— start of DATA TO PROCESS —

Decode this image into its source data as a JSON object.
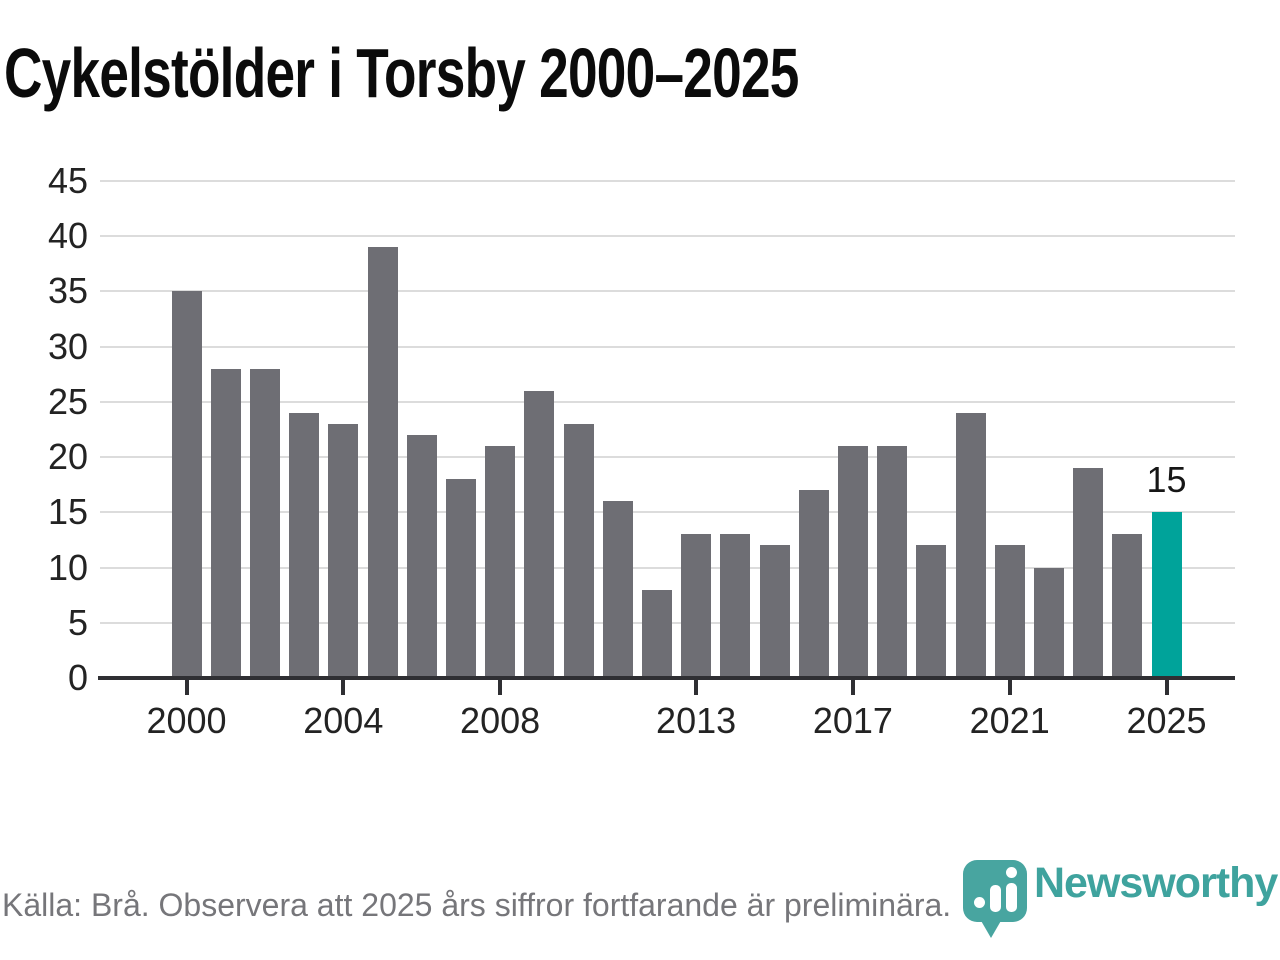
{
  "title": "Cykelstölder i Torsby 2000–2025",
  "chart_data": {
    "type": "bar",
    "x": [
      2000,
      2001,
      2002,
      2003,
      2004,
      2005,
      2006,
      2007,
      2008,
      2009,
      2010,
      2011,
      2012,
      2013,
      2014,
      2015,
      2016,
      2017,
      2018,
      2019,
      2020,
      2021,
      2022,
      2023,
      2024,
      2025
    ],
    "values": [
      35,
      28,
      28,
      24,
      23,
      39,
      22,
      18,
      21,
      26,
      23,
      16,
      8,
      13,
      13,
      12,
      17,
      21,
      21,
      12,
      24,
      12,
      10,
      19,
      13,
      15
    ],
    "title": "Cykelstölder i Torsby 2000–2025",
    "xlabel": "",
    "ylabel": "",
    "ylim": [
      0,
      45
    ],
    "yticks": [
      0,
      5,
      10,
      15,
      20,
      25,
      30,
      35,
      40,
      45
    ],
    "xticks": [
      2000,
      2004,
      2008,
      2013,
      2017,
      2021,
      2025
    ],
    "grid": "horizontal",
    "legend": "none",
    "highlight_year": 2025,
    "annotation": {
      "text": "15",
      "year": 2025
    },
    "colors": {
      "bar": "#6e6e74",
      "highlight": "#00a39a",
      "gridline": "#dcdcdc",
      "axis": "#2f2f33",
      "tick_label": "#232323"
    }
  },
  "footer": {
    "source_text": "Källa: Brå. Observera att 2025 års siffror fortfarande är preliminära."
  },
  "branding": {
    "wordmark": "Newsworthy",
    "wordmark_color": "#3fa39e",
    "icon_color": "#48a5a0",
    "icon_name": "newsworthy-logo"
  }
}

— end of DATA TO PROCESS —

* **DESCRIPTION OF THE TASK**: Nothing in the entries should change as you copy them, except that the pictures are left out.

* **ANSWER**:
Decode this image into its source data as a JSON object.
{
  "title": "Cykelstölder i Torsby 2000–2025",
  "chart_data": {
    "type": "bar",
    "x": [
      2000,
      2001,
      2002,
      2003,
      2004,
      2005,
      2006,
      2007,
      2008,
      2009,
      2010,
      2011,
      2012,
      2013,
      2014,
      2015,
      2016,
      2017,
      2018,
      2019,
      2020,
      2021,
      2022,
      2023,
      2024,
      2025
    ],
    "values": [
      35,
      28,
      28,
      24,
      23,
      39,
      22,
      18,
      21,
      26,
      23,
      16,
      8,
      13,
      13,
      12,
      17,
      21,
      21,
      12,
      24,
      12,
      10,
      19,
      13,
      15
    ],
    "title": "Cykelstölder i Torsby 2000–2025",
    "xlabel": "",
    "ylabel": "",
    "ylim": [
      0,
      45
    ],
    "yticks": [
      0,
      5,
      10,
      15,
      20,
      25,
      30,
      35,
      40,
      45
    ],
    "xticks": [
      2000,
      2004,
      2008,
      2013,
      2017,
      2021,
      2025
    ],
    "grid": "horizontal",
    "legend": "none",
    "highlight_year": 2025,
    "annotation": {
      "text": "15",
      "year": 2025
    },
    "colors": {
      "bar": "#6e6e74",
      "highlight": "#00a39a",
      "gridline": "#dcdcdc",
      "axis": "#2f2f33",
      "tick_label": "#232323"
    }
  },
  "footer": {
    "source_text": "Källa: Brå. Observera att 2025 års siffror fortfarande är preliminära."
  },
  "branding": {
    "wordmark": "Newsworthy",
    "wordmark_color": "#3fa39e",
    "icon_color": "#48a5a0",
    "icon_name": "newsworthy-logo"
  }
}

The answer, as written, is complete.